Lines holding the string "мостов" are the ones to copy from this listing.

━━━━━ Extracted entries

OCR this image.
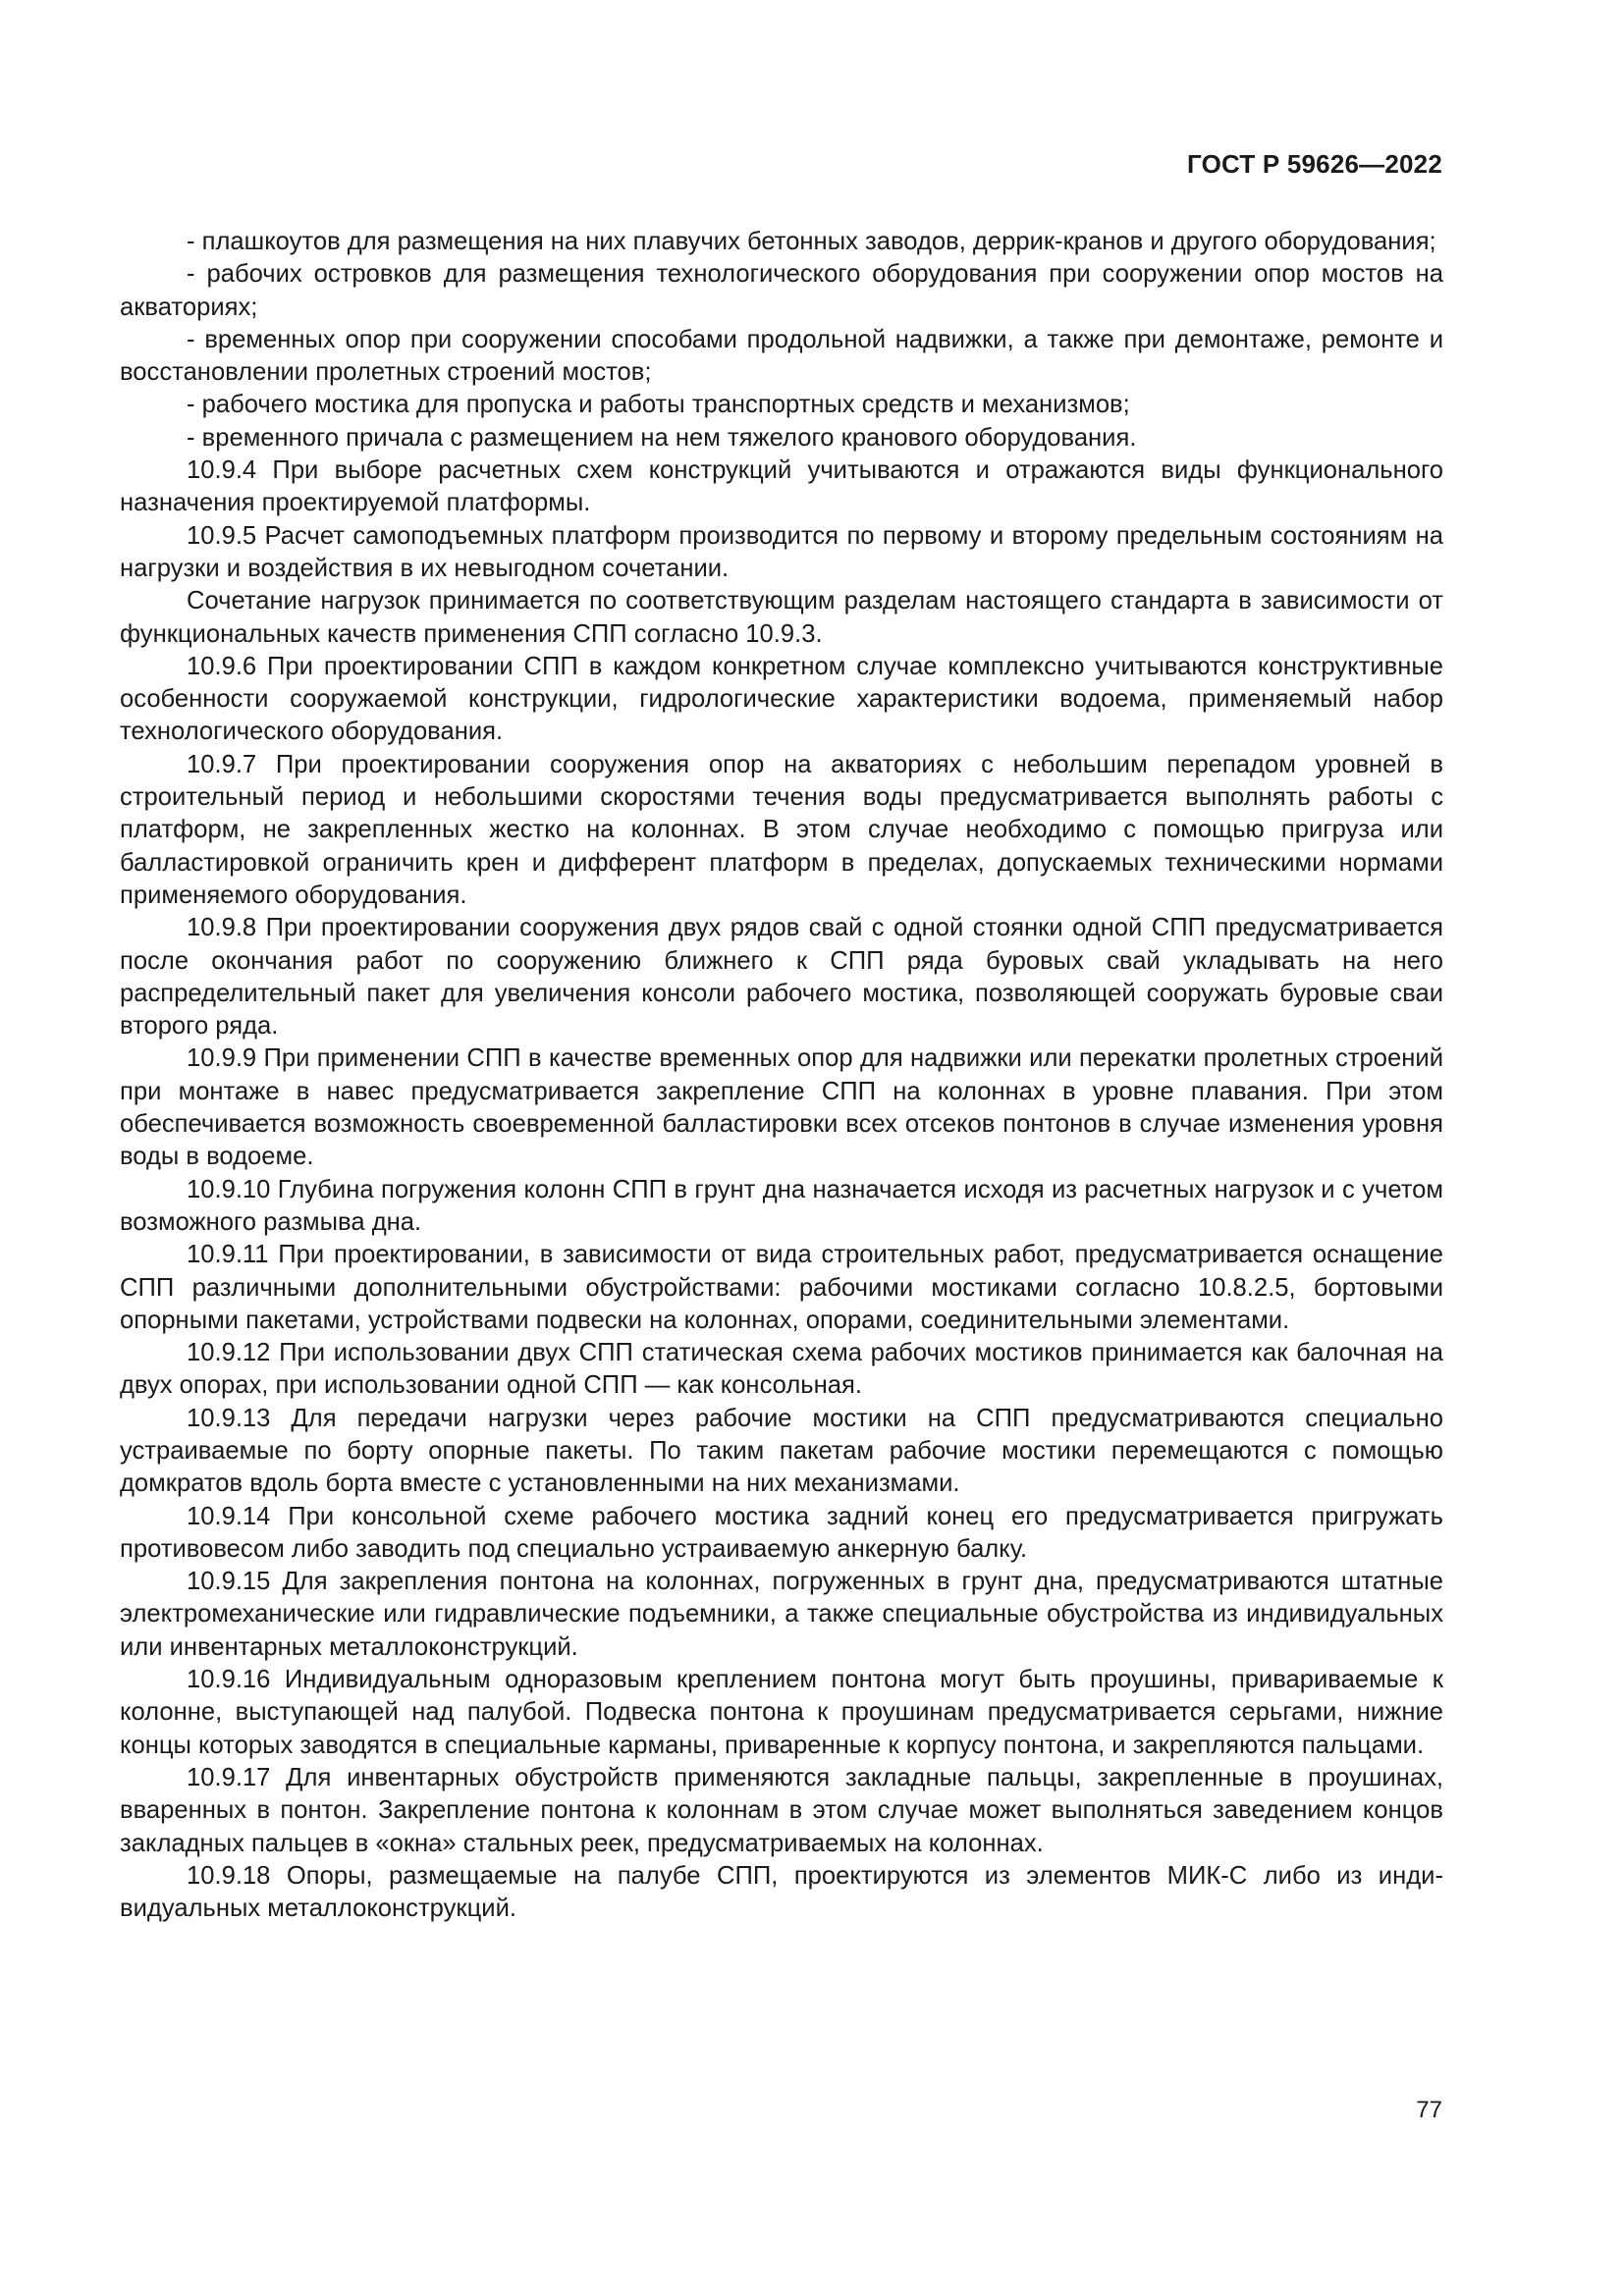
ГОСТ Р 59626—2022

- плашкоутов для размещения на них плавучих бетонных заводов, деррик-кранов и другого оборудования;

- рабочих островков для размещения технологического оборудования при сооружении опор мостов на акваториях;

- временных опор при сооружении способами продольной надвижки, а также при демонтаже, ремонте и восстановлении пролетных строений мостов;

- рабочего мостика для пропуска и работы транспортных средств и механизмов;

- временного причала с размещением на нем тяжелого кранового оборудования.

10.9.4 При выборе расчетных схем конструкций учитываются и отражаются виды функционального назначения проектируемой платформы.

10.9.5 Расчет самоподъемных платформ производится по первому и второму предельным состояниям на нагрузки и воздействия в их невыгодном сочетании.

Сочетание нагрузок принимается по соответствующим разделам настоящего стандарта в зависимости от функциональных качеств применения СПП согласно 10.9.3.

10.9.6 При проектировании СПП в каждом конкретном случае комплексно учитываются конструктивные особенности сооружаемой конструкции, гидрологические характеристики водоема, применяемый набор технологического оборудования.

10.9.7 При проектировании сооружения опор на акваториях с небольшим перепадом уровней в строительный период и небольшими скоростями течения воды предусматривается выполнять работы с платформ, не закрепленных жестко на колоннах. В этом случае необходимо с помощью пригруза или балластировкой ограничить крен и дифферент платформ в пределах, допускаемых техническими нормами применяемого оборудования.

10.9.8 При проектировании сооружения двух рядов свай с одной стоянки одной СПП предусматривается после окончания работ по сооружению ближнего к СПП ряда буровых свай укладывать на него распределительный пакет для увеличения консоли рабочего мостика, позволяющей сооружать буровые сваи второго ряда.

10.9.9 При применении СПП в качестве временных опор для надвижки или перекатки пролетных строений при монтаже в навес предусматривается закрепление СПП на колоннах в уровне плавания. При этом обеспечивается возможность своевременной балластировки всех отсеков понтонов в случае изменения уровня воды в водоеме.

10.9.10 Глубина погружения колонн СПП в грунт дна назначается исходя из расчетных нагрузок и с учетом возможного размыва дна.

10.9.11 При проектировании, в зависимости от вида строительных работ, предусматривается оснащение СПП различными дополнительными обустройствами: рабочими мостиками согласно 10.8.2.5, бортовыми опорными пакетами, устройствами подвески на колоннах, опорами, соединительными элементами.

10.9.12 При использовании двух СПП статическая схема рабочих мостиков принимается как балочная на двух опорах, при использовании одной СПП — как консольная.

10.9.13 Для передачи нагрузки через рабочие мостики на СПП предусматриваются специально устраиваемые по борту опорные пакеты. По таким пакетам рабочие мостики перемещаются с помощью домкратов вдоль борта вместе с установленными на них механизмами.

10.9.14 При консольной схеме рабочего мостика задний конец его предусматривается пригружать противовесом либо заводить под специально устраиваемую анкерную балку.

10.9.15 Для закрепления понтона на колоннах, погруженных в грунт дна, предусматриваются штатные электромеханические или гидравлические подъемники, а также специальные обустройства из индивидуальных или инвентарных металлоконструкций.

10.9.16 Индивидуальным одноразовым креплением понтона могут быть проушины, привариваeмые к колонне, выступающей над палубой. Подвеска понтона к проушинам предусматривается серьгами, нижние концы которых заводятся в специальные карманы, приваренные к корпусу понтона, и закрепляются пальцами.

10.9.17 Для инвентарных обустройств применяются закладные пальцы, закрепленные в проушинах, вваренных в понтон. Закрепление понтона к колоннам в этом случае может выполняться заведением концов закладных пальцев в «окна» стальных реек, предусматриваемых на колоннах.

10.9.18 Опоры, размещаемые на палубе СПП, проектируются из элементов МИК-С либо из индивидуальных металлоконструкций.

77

━━━━━━━━━━

• [Task answer]:
- рабочих островков для размещения технологического оборудования при сооружении опор мостов на акваториях;
- временных опор при сооружении способами продольной надвижки, а также при демонтаже, ремонте и восстановлении пролетных строений мостов;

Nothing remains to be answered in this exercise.